[START OF Extracted data]

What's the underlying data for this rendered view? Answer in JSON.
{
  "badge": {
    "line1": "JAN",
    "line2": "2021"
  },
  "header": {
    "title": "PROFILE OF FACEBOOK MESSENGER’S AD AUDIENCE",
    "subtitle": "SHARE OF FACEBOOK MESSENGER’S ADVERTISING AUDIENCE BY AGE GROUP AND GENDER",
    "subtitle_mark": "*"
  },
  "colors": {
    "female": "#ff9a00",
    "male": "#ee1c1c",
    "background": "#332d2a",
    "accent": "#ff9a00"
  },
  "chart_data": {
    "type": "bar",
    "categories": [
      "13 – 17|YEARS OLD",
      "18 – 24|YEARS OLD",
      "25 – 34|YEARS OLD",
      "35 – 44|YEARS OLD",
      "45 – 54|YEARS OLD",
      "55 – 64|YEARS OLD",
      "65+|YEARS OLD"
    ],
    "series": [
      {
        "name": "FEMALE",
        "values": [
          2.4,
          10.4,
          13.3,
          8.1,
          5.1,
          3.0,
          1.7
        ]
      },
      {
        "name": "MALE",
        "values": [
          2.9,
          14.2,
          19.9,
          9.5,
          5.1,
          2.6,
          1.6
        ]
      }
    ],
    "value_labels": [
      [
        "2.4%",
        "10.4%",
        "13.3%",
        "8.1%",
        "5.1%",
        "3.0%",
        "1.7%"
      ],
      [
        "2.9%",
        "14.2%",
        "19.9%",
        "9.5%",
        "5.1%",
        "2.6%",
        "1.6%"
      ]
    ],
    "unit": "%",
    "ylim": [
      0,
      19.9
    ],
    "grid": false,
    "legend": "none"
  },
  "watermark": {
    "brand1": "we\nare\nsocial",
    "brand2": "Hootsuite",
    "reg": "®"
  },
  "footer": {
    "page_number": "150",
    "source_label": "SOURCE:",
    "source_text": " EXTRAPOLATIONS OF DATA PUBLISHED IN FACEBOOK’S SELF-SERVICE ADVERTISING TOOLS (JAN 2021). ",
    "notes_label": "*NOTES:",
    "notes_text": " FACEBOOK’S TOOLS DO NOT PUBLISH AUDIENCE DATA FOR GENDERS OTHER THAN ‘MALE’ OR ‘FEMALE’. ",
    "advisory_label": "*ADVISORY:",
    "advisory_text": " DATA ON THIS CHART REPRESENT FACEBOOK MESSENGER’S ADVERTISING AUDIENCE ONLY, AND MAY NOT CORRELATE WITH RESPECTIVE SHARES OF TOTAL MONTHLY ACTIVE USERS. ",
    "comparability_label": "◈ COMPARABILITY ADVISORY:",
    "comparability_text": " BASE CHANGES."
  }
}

[END OF Extracted data]

__Goal__
Repeat the listing in full, keeping every line exactly as it is.

__Task answer__
What's the underlying data for this rendered view? Answer in JSON.
{
  "badge": {
    "line1": "JAN",
    "line2": "2021"
  },
  "header": {
    "title": "PROFILE OF FACEBOOK MESSENGER’S AD AUDIENCE",
    "subtitle": "SHARE OF FACEBOOK MESSENGER’S ADVERTISING AUDIENCE BY AGE GROUP AND GENDER",
    "subtitle_mark": "*"
  },
  "colors": {
    "female": "#ff9a00",
    "male": "#ee1c1c",
    "background": "#332d2a",
    "accent": "#ff9a00"
  },
  "chart_data": {
    "type": "bar",
    "categories": [
      "13 – 17|YEARS OLD",
      "18 – 24|YEARS OLD",
      "25 – 34|YEARS OLD",
      "35 – 44|YEARS OLD",
      "45 – 54|YEARS OLD",
      "55 – 64|YEARS OLD",
      "65+|YEARS OLD"
    ],
    "series": [
      {
        "name": "FEMALE",
        "values": [
          2.4,
          10.4,
          13.3,
          8.1,
          5.1,
          3.0,
          1.7
        ]
      },
      {
        "name": "MALE",
        "values": [
          2.9,
          14.2,
          19.9,
          9.5,
          5.1,
          2.6,
          1.6
        ]
      }
    ],
    "value_labels": [
      [
        "2.4%",
        "10.4%",
        "13.3%",
        "8.1%",
        "5.1%",
        "3.0%",
        "1.7%"
      ],
      [
        "2.9%",
        "14.2%",
        "19.9%",
        "9.5%",
        "5.1%",
        "2.6%",
        "1.6%"
      ]
    ],
    "unit": "%",
    "ylim": [
      0,
      19.9
    ],
    "grid": false,
    "legend": "none"
  },
  "watermark": {
    "brand1": "we\nare\nsocial",
    "brand2": "Hootsuite",
    "reg": "®"
  },
  "footer": {
    "page_number": "150",
    "source_label": "SOURCE:",
    "source_text": " EXTRAPOLATIONS OF DATA PUBLISHED IN FACEBOOK’S SELF-SERVICE ADVERTISING TOOLS (JAN 2021). ",
    "notes_label": "*NOTES:",
    "notes_text": " FACEBOOK’S TOOLS DO NOT PUBLISH AUDIENCE DATA FOR GENDERS OTHER THAN ‘MALE’ OR ‘FEMALE’. ",
    "advisory_label": "*ADVISORY:",
    "advisory_text": " DATA ON THIS CHART REPRESENT FACEBOOK MESSENGER’S ADVERTISING AUDIENCE ONLY, AND MAY NOT CORRELATE WITH RESPECTIVE SHARES OF TOTAL MONTHLY ACTIVE USERS. ",
    "comparability_label": "◈ COMPARABILITY ADVISORY:",
    "comparability_text": " BASE CHANGES."
  }
}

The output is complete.